Identify the lines that contain the string "usage" and copy all of them.

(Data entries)
+ + +
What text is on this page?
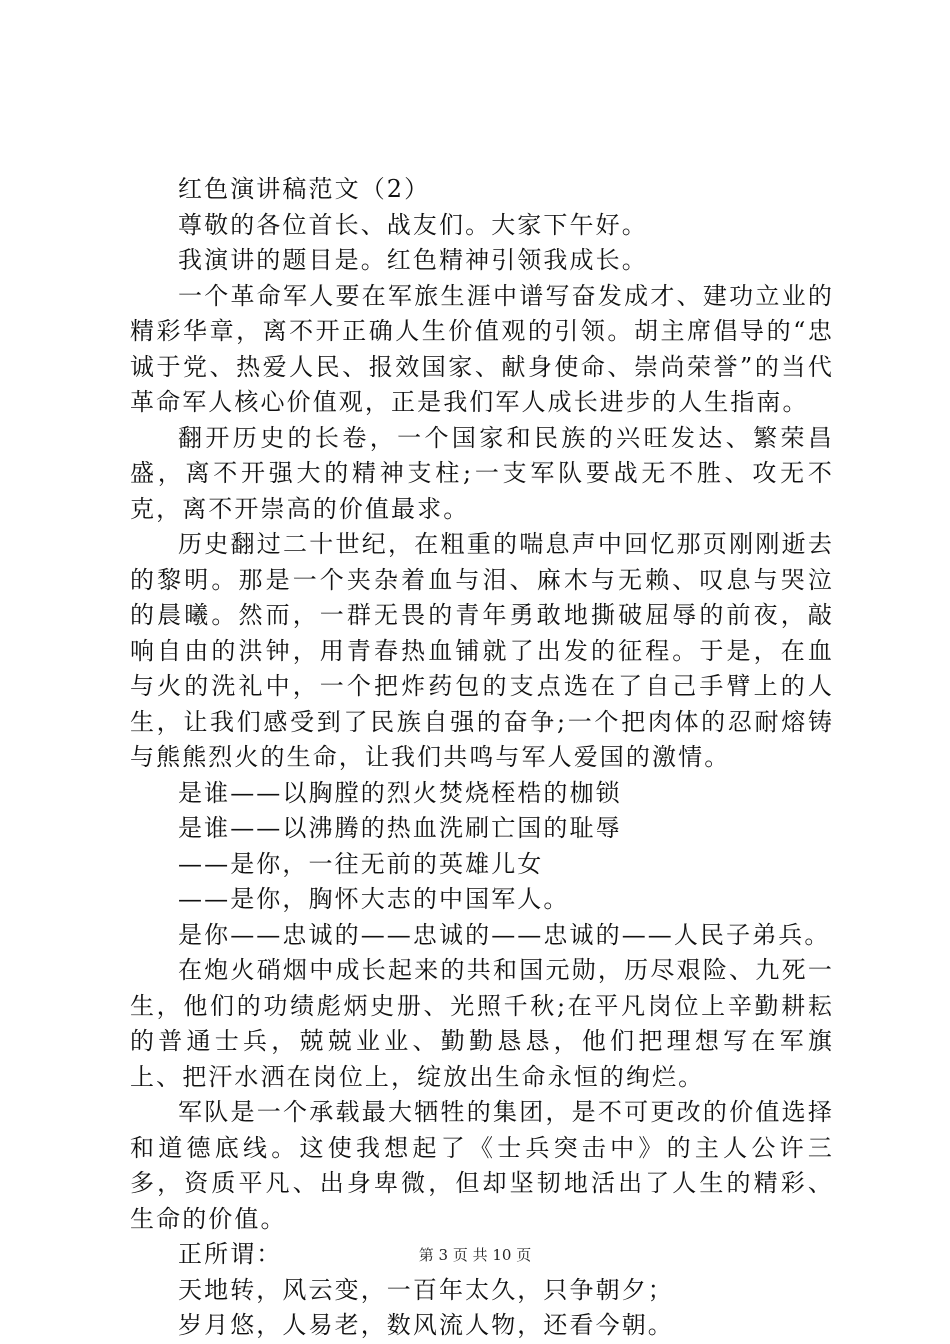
红色演讲稿范文（2）

尊敬的各位首长、战友们。大家下午好。

我演讲的题目是。红色精神引领我成长。

一个革命军人要在军旅生涯中谱写奋发成才、建功立业的精彩华章，离不开正确人生价值观的引领。胡主席倡导的“忠诚于党、热爱人民、报效国家、献身使命、崇尚荣誉”的当代革命军人核心价值观，正是我们军人成长进步的人生指南。

翻开历史的长卷，一个国家和民族的兴旺发达、繁荣昌盛，离不开强大的精神支柱;一支军队要战无不胜、攻无不克，离不开崇高的价值最求。

历史翻过二十世纪，在粗重的喘息声中回忆那页刚刚逝去的黎明。那是一个夹杂着血与泪、麻木与无赖、叹息与哭泣的晨曦。然而，一群无畏的青年勇敢地撕破屈辱的前夜，敲响自由的洪钟，用青春热血铺就了出发的征程。于是，在血与火的洗礼中，一个把炸药包的支点选在了自己手臂上的人生，让我们感受到了民族自强的奋争;一个把肉体的忍耐熔铸与熊熊烈火的生命，让我们共鸣与军人爱国的激情。

是谁——以胸膛的烈火焚烧桎梏的枷锁

是谁——以沸腾的热血洗刷亡国的耻辱

——是你，一往无前的英雄儿女

——是你，胸怀大志的中国军人。

是你——忠诚的——忠诚的——忠诚的——人民子弟兵。

在炮火硝烟中成长起来的共和国元勋，历尽艰险、九死一生，他们的功绩彪炳史册、光照千秋;在平凡岗位上辛勤耕耘的普通士兵，兢兢业业、勤勤恳恳，他们把理想写在军旗上、把汗水洒在岗位上，绽放出生命永恒的绚烂。

军队是一个承载最大牺牲的集团，是不可更改的价值选择和道德底线。这使我想起了《士兵突击中》的主人公许三多，资质平凡、出身卑微，但却坚韧地活出了人生的精彩、生命的价值。

正所谓：

天地转，风云变，一百年太久，只争朝夕；

岁月悠，人易老，数风流人物，还看今朝。

第 3 页 共 10 页
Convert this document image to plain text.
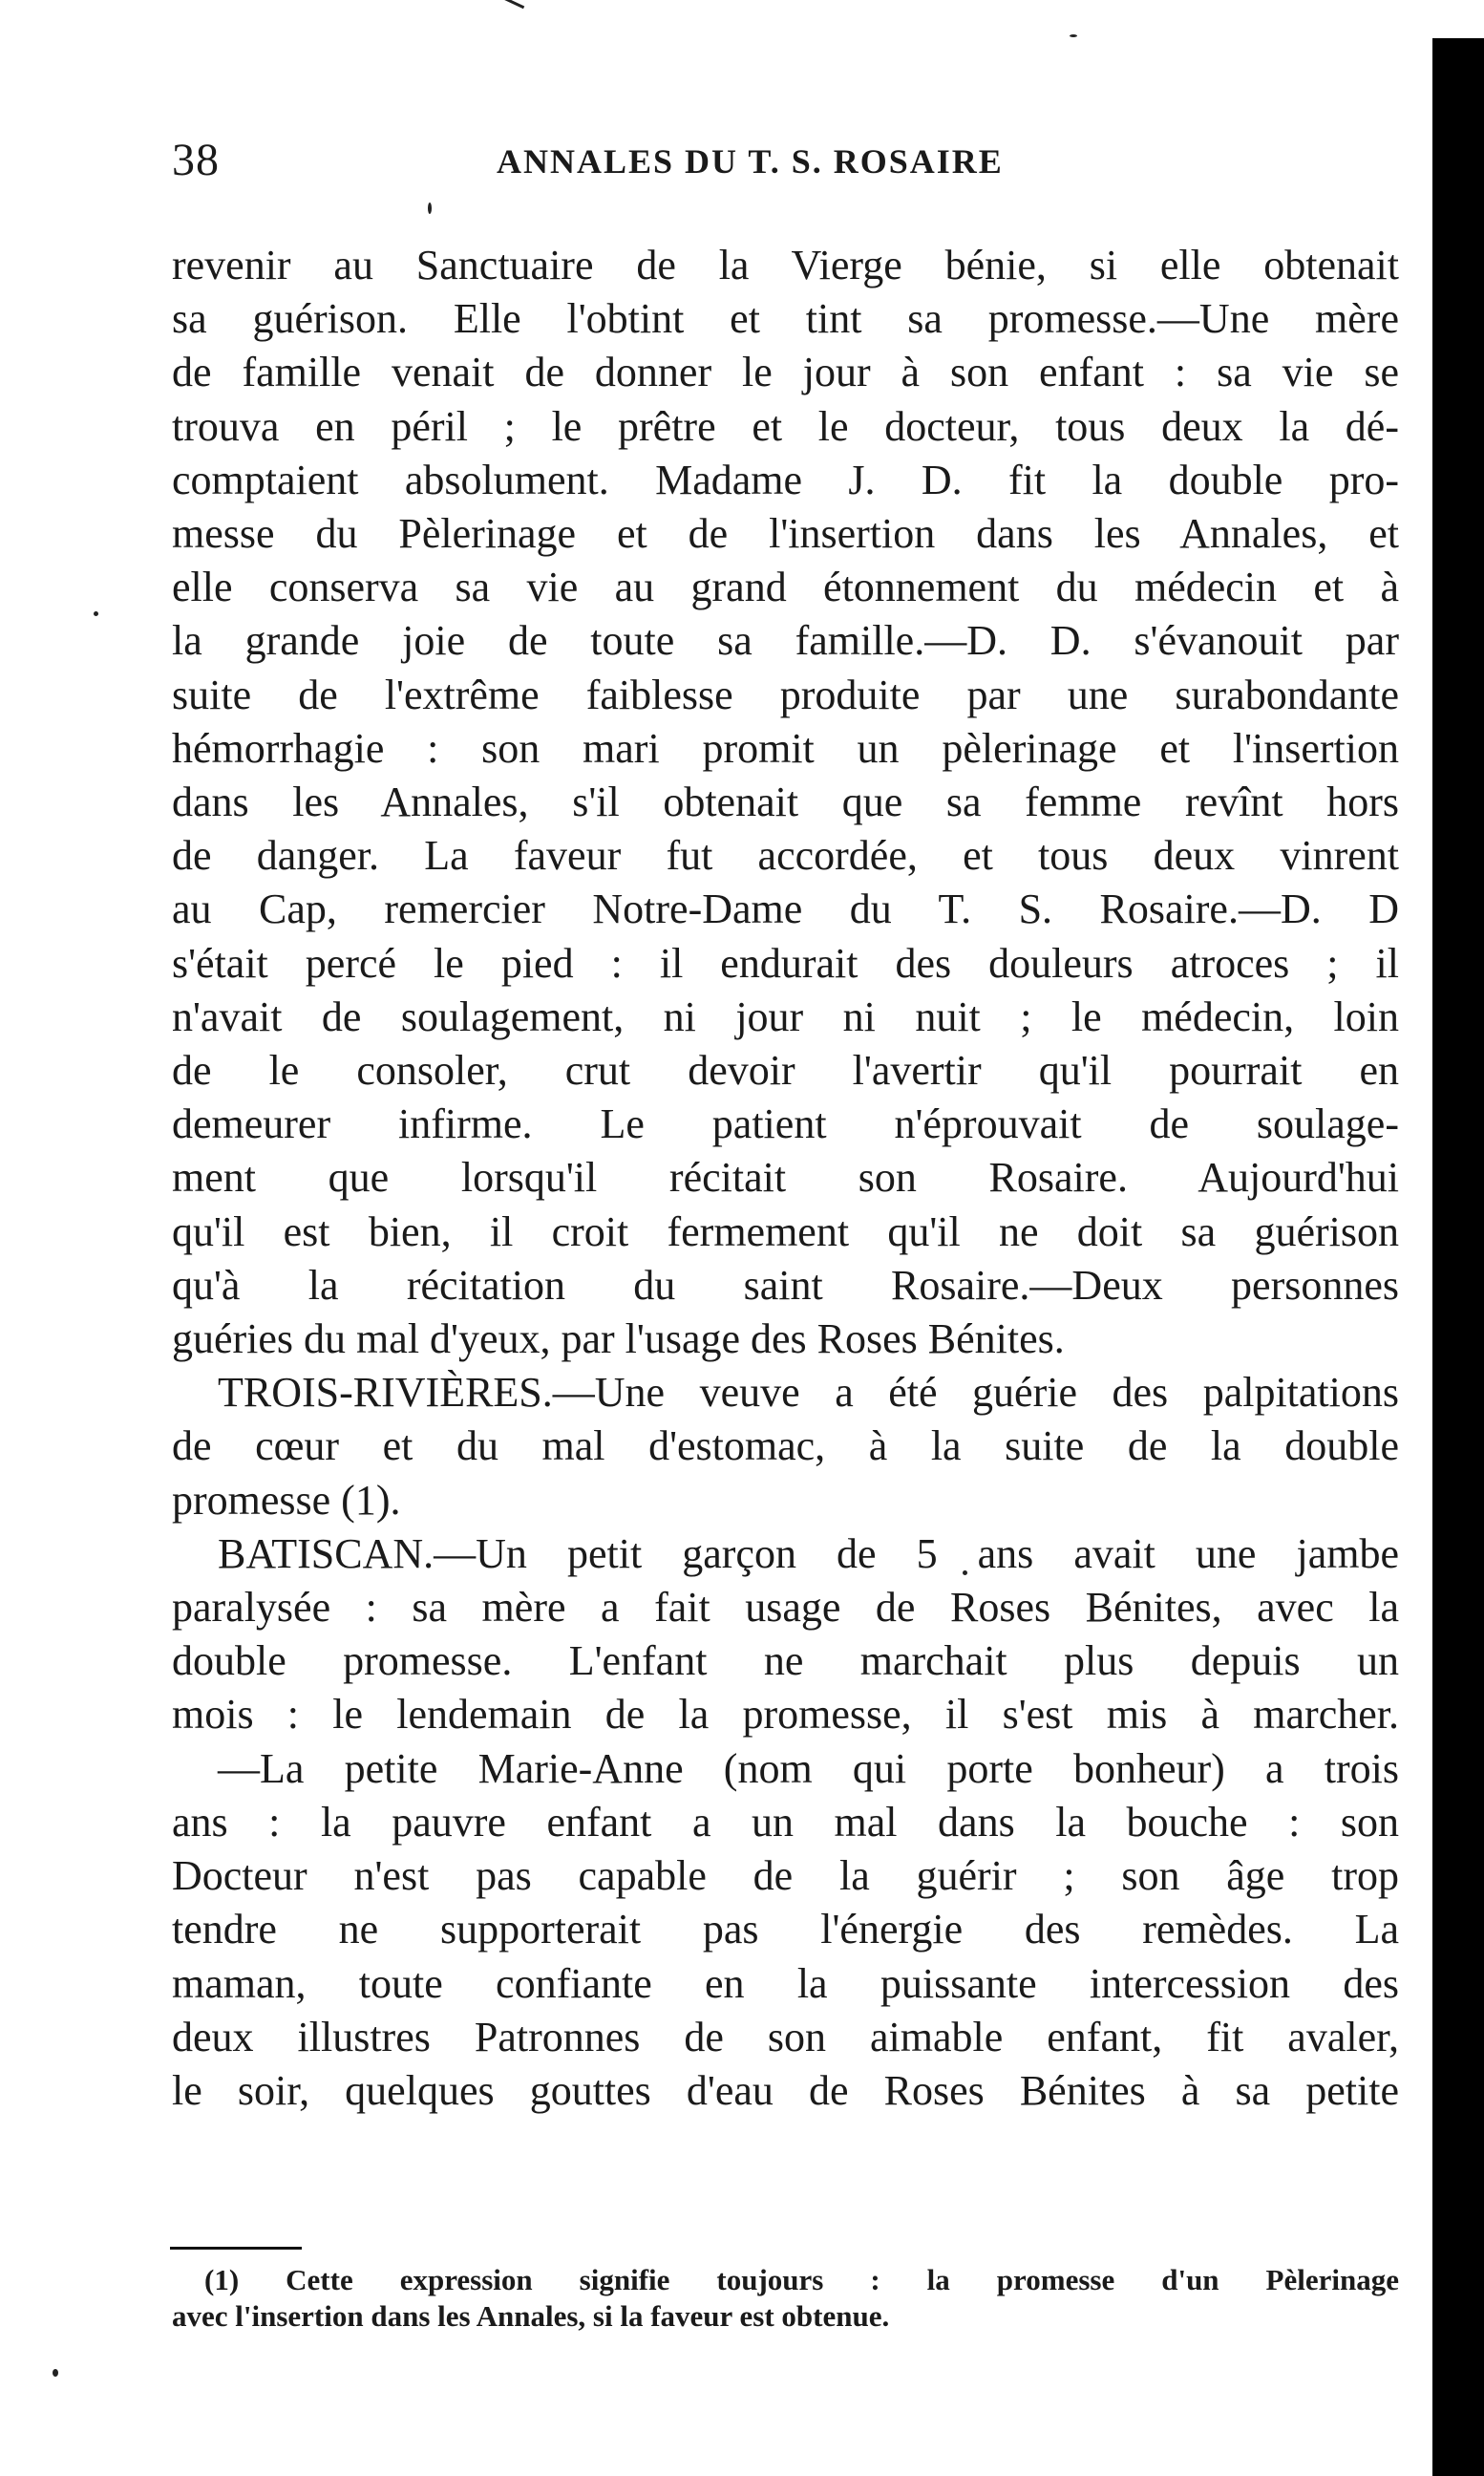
38	ANNALES DU T. S. ROSAIRE
revenir au Sanctuaire de la Vierge bénie, si elle obtenait
sa guérison. Elle l'obtint et tint sa promesse.—Une mère
de famille venait de donner le jour à son enfant : sa vie se
trouva en péril ; le prêtre et le docteur, tous deux la dé-
comptaient absolument. Madame J. D. fit la double pro-
messe du Pèlerinage et de l'insertion dans les Annales, et
elle conserva sa vie au grand étonnement du médecin et à
la grande joie de toute sa famille.—D. D. s'évanouit par
suite de l'extrême faiblesse produite par une surabondante
hémorrhagie : son mari promit un pèlerinage et l'insertion
dans les Annales, s'il obtenait que sa femme revînt hors
de danger. La faveur fut accordée, et tous deux vinrent
au Cap, remercier Notre-Dame du T. S. Rosaire.—D. D
s'était percé le pied : il endurait des douleurs atroces ; il
n'avait de soulagement, ni jour ni nuit ; le médecin, loin
de le consoler, crut devoir l'avertir qu'il pourrait en
demeurer infirme. Le patient n'éprouvait de soulage-
ment que lorsqu'il récitait son Rosaire. Aujourd'hui
qu'il est bien, il croit fermement qu'il ne doit sa guérison
qu'à la récitation du saint Rosaire.—Deux personnes
guéries du mal d'yeux, par l'usage des Roses Bénites.
TROIS-RIVIÈRES.—Une veuve a été guérie des palpitations
de cœur et du mal d'estomac, à la suite de la double
promesse (1).
BATISCAN.—Un petit garçon de 5 ans avait une jambe
paralysée : sa mère a fait usage de Roses Bénites, avec la
double promesse. L'enfant ne marchait plus depuis un
mois : le lendemain de la promesse, il s'est mis à marcher.
—La petite Marie-Anne (nom qui porte bonheur) a trois
ans : la pauvre enfant a un mal dans la bouche : son
Docteur n'est pas capable de la guérir ; son âge trop
tendre ne supporterait pas l'énergie des remèdes. La
maman, toute confiante en la puissante intercession des
deux illustres Patronnes de son aimable enfant, fit avaler,
le soir, quelques gouttes d'eau de Roses Bénites à sa petite
(1) Cette expression signifie toujours : la promesse d'un Pèlerinage
avec l'insertion dans les Annales, si la faveur est obtenue.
+ + +
▸ RESULT
guéries du mal d'yeux, par l'usage des Roses Bénites.
paralysée : sa mère a fait usage de Roses Bénites, avec la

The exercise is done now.